(YOUR INSTRUCTIONS) Give the listing again character for character, but drop the images.

(Collection entries)
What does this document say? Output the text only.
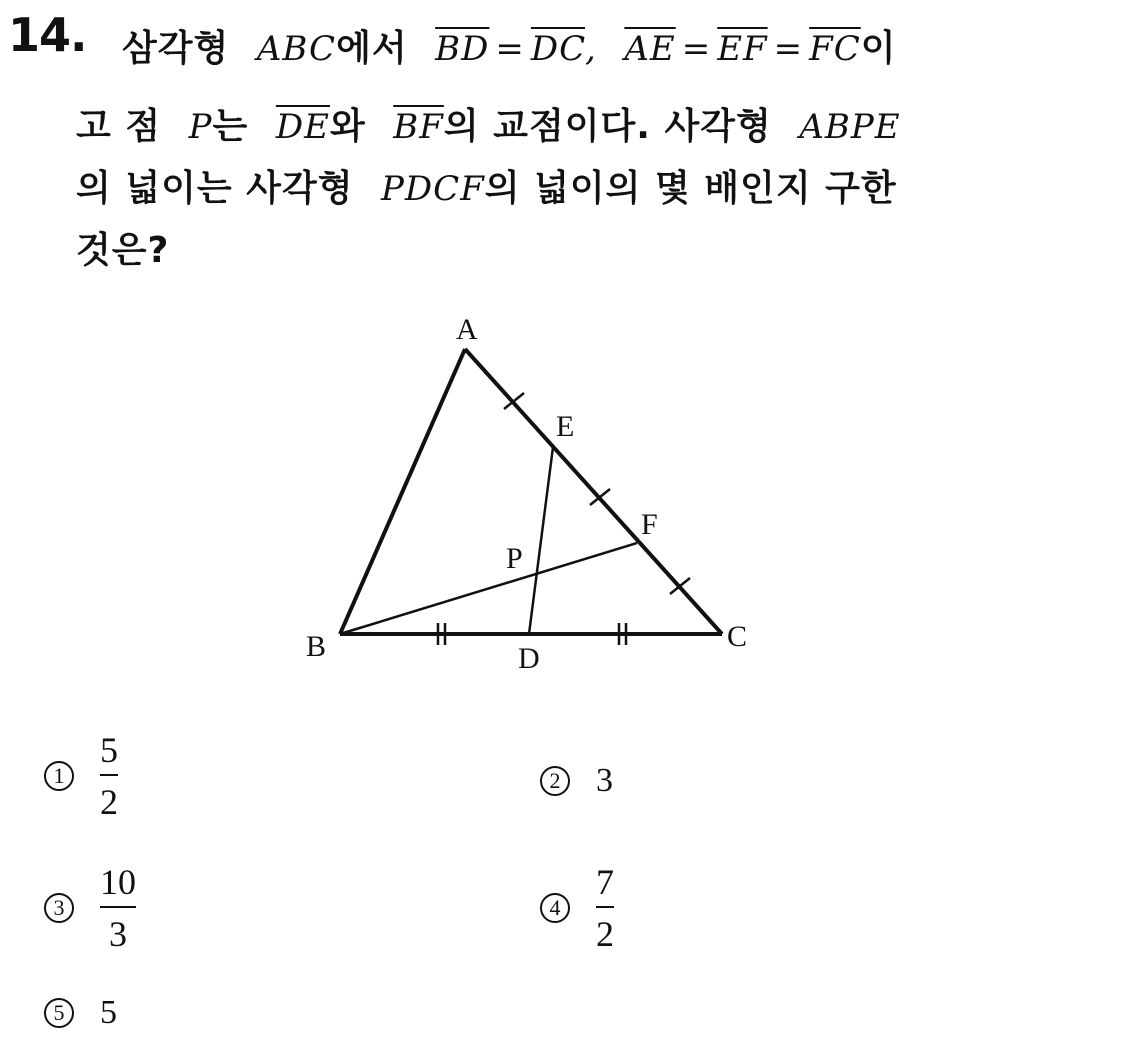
14. 삼각형 ABC에서 $\overline{BD} = \overline{DC}$, $\overline{AE} = \overline{EF} = \overline{FC}$이
고 점 P는 $\overline{DE}$와 $\overline{BF}$의 교점이다. 사각형 ABPE
의 넓이는 사각형 PDCF의 넓이의 몇 배인지 구한
것은?
A
B	C
D
E
F
P
$1 \frac{5}{2}$	2 3
$3 \frac{10}{3}$	$4 \frac{7}{2}$
5 5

(EXERCISE RESPONSE)
What does this document say? Output the text only.
14. 삼각형 ABC에서 $\overline{BD} = \overline{DC}$, $\overline{AE} = \overline{EF} = \overline{FC}$이
고 점 P는 $\overline{DE}$와 $\overline{BF}$의 교점이다. 사각형 ABPE
의 넓이는 사각형 PDCF의 넓이의 몇 배인지 구한
것은?
A
B	C
D
E
F
P
$1 \frac{5}{2}$	2 3
$3 \frac{10}{3}$	$4 \frac{7}{2}$
5 5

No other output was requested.